----- ENTRIES SHOWN -----
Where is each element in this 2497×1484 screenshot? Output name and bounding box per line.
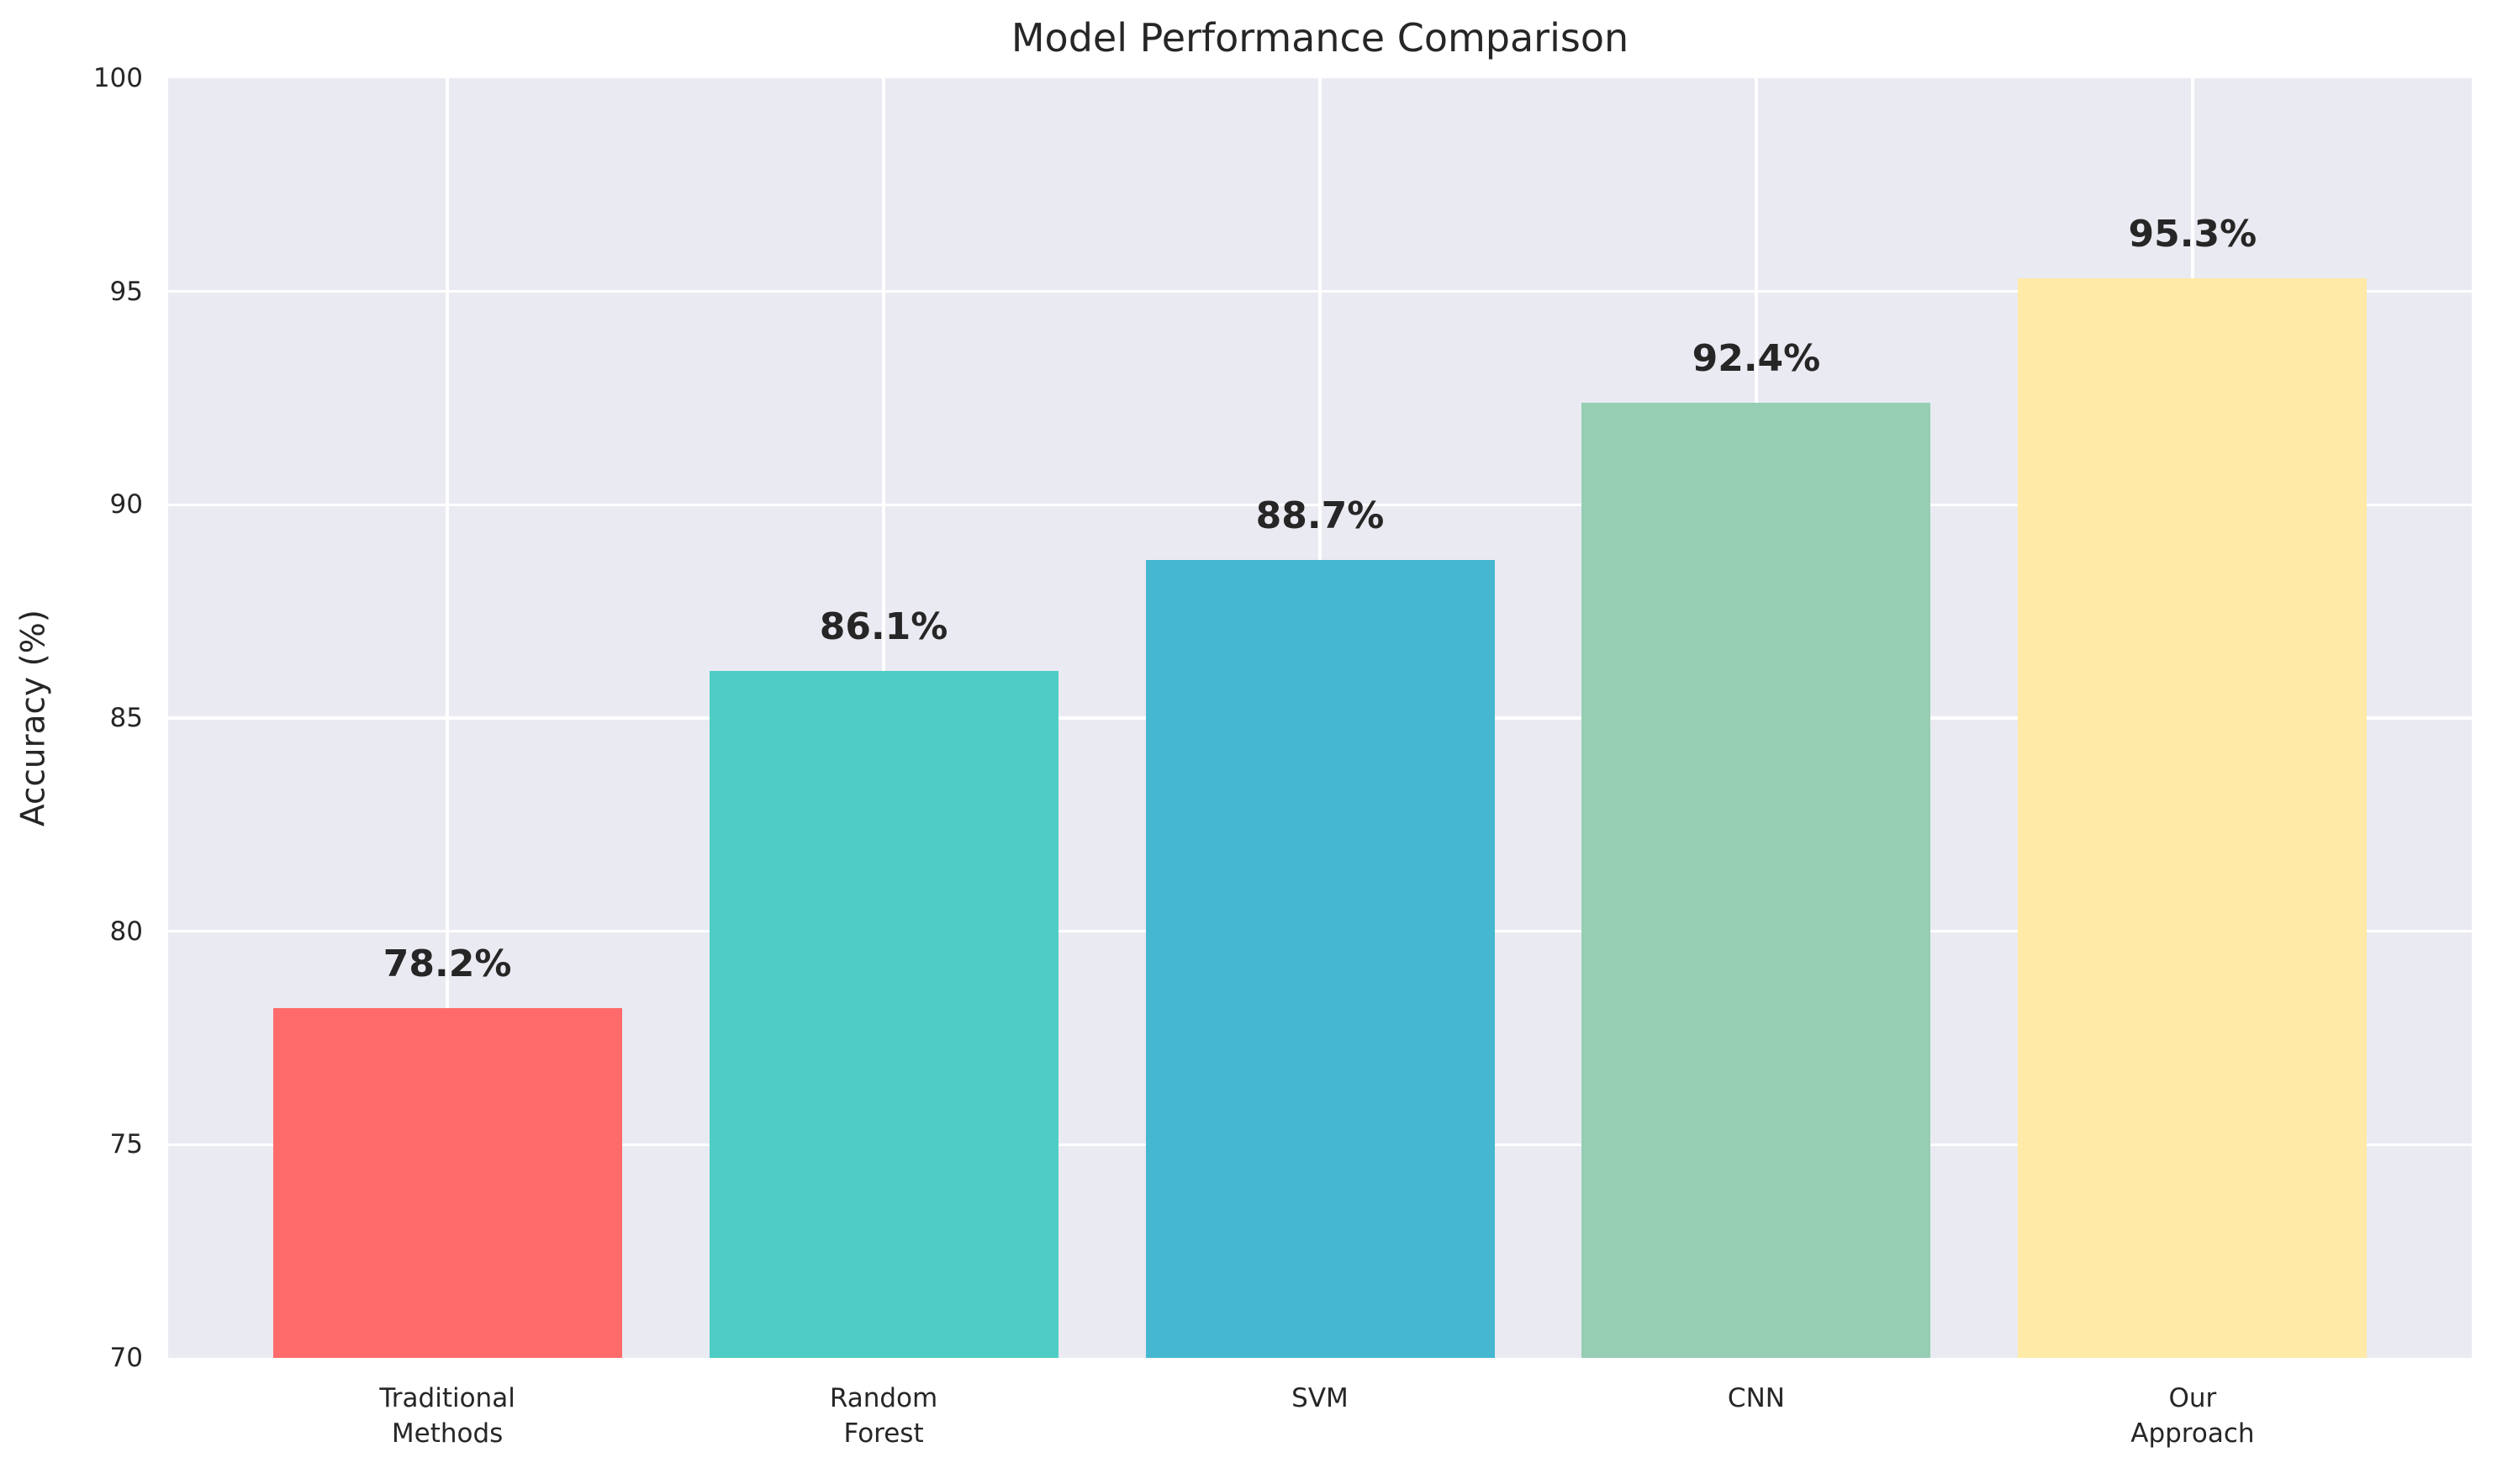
- y-tick-label-100: 100: [92, 63, 143, 93]
- x-tick-label-traditional-methods: Traditional Methods: [379, 1383, 515, 1449]
- bar-value-label-traditional-methods: 78.2%: [383, 942, 512, 985]
- x-tick-label-svm: SVM: [1291, 1383, 1349, 1413]
- plot-area: [168, 78, 2472, 1358]
- y-tick-label-75: 75: [109, 1129, 143, 1160]
- gridline-x-traditional-methods: [446, 78, 449, 1358]
- x-tick-label-cnn: CNN: [1727, 1383, 1785, 1413]
- bar-value-label-our-approach: 95.3%: [2128, 213, 2257, 256]
- bar-value-label-random-forest: 86.1%: [819, 605, 948, 649]
- bar-random-forest: [709, 671, 1058, 1358]
- bar-value-label-svm: 88.7%: [1255, 494, 1385, 538]
- y-tick-label-95: 95: [109, 276, 143, 307]
- bar-our-approach: [2018, 278, 2368, 1358]
- y-tick-label-85: 85: [109, 703, 143, 733]
- bar-cnn: [1581, 402, 1931, 1358]
- chart-title: Model Performance Comparison: [1011, 15, 1629, 61]
- y-tick-label-70: 70: [109, 1343, 143, 1373]
- bar-svm: [1145, 560, 1495, 1358]
- y-tick-label-80: 80: [109, 916, 143, 947]
- bar-value-label-cnn: 92.4%: [1692, 336, 1821, 380]
- bar-traditional-methods: [272, 1008, 622, 1358]
- x-tick-label-random-forest: Random Forest: [829, 1383, 938, 1449]
- y-tick-label-90: 90: [109, 489, 143, 520]
- x-tick-label-our-approach: Our Approach: [2130, 1383, 2255, 1449]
-----
WHAT IS REQUIRED - Copy the records above line for line without changing anything, and leave out the pictures.

WRITTEN RESPONSE -
Where is each element in this 2497×1484 screenshot? Output name and bounding box per line.
- y-tick-label-100: 100: [92, 63, 143, 93]
- x-tick-label-traditional-methods: Traditional Methods: [379, 1383, 515, 1449]
- bar-value-label-traditional-methods: 78.2%: [383, 942, 512, 985]
- x-tick-label-svm: SVM: [1291, 1383, 1349, 1413]
- plot-area: [168, 78, 2472, 1358]
- y-tick-label-75: 75: [109, 1129, 143, 1160]
- gridline-x-traditional-methods: [446, 78, 449, 1358]
- x-tick-label-cnn: CNN: [1727, 1383, 1785, 1413]
- bar-value-label-our-approach: 95.3%: [2128, 213, 2257, 256]
- bar-value-label-random-forest: 86.1%: [819, 605, 948, 649]
- bar-random-forest: [709, 671, 1058, 1358]
- bar-value-label-svm: 88.7%: [1255, 494, 1385, 538]
- y-tick-label-95: 95: [109, 276, 143, 307]
- bar-our-approach: [2018, 278, 2368, 1358]
- y-tick-label-85: 85: [109, 703, 143, 733]
- bar-cnn: [1581, 402, 1931, 1358]
- chart-title: Model Performance Comparison: [1011, 15, 1629, 61]
- y-tick-label-70: 70: [109, 1343, 143, 1373]
- bar-svm: [1145, 560, 1495, 1358]
- y-tick-label-80: 80: [109, 916, 143, 947]
- bar-value-label-cnn: 92.4%: [1692, 336, 1821, 380]
- bar-traditional-methods: [272, 1008, 622, 1358]
- x-tick-label-random-forest: Random Forest: [829, 1383, 938, 1449]
- y-tick-label-90: 90: [109, 489, 143, 520]
- x-tick-label-our-approach: Our Approach: [2130, 1383, 2255, 1449]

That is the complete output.